## BRIEF
Wherever "Kristien" appears in a line, list that line.

Data entries:
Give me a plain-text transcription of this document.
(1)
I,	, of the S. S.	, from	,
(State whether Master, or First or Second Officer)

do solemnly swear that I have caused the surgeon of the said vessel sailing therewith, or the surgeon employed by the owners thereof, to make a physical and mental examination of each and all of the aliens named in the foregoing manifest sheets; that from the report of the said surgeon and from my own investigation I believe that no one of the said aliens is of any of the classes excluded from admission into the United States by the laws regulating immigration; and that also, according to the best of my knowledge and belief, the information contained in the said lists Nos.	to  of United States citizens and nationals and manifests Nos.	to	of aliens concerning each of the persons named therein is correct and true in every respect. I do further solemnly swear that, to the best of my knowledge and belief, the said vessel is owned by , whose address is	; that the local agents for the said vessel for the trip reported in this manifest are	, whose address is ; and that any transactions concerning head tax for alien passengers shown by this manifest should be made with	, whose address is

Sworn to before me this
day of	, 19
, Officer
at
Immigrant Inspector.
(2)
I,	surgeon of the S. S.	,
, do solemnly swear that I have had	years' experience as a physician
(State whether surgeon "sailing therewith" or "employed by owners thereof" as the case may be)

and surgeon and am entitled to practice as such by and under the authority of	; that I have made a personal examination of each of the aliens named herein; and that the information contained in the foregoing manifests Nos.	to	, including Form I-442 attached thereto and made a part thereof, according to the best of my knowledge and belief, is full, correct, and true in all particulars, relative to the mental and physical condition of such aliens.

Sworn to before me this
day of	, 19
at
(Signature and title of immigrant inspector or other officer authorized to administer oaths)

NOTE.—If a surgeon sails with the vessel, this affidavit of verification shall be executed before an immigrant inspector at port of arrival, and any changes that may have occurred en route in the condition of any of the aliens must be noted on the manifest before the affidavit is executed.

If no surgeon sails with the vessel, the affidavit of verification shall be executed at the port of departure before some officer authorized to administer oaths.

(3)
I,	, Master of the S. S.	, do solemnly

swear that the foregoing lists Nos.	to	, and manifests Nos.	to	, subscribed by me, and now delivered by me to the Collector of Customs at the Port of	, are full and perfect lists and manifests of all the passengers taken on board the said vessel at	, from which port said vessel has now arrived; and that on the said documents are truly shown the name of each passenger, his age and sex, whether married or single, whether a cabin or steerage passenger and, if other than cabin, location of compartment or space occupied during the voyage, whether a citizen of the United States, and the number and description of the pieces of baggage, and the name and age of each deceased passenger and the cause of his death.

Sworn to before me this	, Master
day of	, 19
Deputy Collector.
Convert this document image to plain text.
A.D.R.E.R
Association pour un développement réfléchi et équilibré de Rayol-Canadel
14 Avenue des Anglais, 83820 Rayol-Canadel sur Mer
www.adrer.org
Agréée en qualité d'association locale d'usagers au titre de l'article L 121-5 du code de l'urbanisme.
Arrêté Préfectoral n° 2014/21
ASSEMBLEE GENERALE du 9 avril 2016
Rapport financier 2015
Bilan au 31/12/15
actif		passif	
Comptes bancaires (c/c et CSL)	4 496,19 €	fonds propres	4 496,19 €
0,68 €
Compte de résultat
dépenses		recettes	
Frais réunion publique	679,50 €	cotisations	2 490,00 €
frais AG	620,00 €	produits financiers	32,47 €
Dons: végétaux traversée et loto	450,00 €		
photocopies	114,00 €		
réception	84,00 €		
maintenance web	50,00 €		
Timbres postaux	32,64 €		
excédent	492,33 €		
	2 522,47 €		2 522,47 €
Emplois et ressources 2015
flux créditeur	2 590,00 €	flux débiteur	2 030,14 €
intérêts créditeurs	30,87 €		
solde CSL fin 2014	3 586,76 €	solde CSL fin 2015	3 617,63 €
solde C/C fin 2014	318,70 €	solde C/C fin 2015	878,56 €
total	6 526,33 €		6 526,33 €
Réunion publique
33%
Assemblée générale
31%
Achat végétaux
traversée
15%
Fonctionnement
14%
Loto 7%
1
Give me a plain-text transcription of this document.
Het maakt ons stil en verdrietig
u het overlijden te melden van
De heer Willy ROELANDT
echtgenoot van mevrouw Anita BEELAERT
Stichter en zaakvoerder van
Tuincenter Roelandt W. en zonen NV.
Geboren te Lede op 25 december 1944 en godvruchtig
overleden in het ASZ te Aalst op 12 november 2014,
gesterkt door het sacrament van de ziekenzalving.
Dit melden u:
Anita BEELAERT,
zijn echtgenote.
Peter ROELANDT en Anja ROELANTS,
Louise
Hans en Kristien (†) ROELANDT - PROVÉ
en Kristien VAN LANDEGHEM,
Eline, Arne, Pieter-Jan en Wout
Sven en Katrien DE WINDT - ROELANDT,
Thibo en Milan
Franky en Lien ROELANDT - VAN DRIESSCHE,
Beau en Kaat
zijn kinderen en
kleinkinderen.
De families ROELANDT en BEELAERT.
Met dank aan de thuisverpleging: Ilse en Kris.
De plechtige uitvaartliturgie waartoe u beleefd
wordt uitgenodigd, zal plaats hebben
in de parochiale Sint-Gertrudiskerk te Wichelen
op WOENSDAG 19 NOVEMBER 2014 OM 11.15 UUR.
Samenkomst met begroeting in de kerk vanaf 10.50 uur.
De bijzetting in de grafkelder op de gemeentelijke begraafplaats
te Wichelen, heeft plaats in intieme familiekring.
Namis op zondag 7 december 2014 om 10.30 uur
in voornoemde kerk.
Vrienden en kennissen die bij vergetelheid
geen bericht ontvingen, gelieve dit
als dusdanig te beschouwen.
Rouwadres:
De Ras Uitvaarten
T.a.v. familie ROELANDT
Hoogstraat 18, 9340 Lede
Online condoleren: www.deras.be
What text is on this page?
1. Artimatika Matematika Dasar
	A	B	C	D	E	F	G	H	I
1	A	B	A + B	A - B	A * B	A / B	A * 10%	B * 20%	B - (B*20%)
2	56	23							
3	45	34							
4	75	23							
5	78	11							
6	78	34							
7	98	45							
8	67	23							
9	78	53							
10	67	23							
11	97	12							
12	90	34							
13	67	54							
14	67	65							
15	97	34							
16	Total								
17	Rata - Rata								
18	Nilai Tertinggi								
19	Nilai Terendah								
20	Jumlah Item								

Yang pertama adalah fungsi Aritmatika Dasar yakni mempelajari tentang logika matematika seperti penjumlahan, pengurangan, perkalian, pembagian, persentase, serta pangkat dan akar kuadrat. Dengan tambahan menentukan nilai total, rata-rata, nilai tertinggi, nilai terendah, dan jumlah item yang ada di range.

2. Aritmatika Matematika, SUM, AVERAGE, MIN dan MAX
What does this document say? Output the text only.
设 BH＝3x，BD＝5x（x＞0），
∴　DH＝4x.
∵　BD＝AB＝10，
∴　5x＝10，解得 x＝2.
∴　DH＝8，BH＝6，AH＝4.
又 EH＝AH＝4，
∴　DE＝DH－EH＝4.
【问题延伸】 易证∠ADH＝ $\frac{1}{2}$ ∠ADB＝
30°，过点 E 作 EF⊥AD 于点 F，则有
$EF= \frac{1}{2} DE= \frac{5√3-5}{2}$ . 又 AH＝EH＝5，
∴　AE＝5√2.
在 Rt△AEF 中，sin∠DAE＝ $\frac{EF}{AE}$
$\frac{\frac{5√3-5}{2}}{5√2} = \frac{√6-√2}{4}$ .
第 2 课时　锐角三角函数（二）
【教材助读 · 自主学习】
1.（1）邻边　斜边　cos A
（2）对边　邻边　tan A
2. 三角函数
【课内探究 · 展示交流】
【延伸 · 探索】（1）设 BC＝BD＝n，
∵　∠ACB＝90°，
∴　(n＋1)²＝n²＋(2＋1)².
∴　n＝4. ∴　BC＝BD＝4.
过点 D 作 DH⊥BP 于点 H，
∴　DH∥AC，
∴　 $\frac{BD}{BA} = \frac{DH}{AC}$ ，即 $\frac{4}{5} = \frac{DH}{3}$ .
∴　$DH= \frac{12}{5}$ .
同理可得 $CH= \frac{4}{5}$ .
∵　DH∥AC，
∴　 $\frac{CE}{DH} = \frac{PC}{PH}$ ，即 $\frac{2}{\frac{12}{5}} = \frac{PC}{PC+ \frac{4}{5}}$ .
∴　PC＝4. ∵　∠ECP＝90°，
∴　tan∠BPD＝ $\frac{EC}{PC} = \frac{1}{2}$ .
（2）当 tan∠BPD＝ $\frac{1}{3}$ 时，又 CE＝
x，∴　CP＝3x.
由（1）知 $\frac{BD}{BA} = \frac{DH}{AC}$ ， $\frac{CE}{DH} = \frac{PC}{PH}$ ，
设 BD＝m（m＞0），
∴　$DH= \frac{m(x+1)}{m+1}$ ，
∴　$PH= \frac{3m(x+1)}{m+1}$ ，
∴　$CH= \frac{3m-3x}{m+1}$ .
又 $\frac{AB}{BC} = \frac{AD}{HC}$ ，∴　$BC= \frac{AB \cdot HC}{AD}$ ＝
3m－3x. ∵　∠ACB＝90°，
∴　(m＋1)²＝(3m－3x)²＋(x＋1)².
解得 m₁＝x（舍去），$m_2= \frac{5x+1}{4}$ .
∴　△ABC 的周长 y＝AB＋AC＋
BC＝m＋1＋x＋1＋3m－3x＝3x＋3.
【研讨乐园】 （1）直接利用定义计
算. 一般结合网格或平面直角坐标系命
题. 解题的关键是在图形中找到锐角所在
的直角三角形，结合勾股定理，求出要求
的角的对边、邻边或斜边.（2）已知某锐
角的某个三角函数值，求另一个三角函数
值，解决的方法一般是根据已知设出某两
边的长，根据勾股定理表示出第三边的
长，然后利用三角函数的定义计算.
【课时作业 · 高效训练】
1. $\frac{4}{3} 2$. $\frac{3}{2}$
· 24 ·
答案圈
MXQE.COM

## CORRECT RESPONSE
Hans en Kristien (†) ROELANDT - PROVÉ
en Kristien VAN LANDEGHEM,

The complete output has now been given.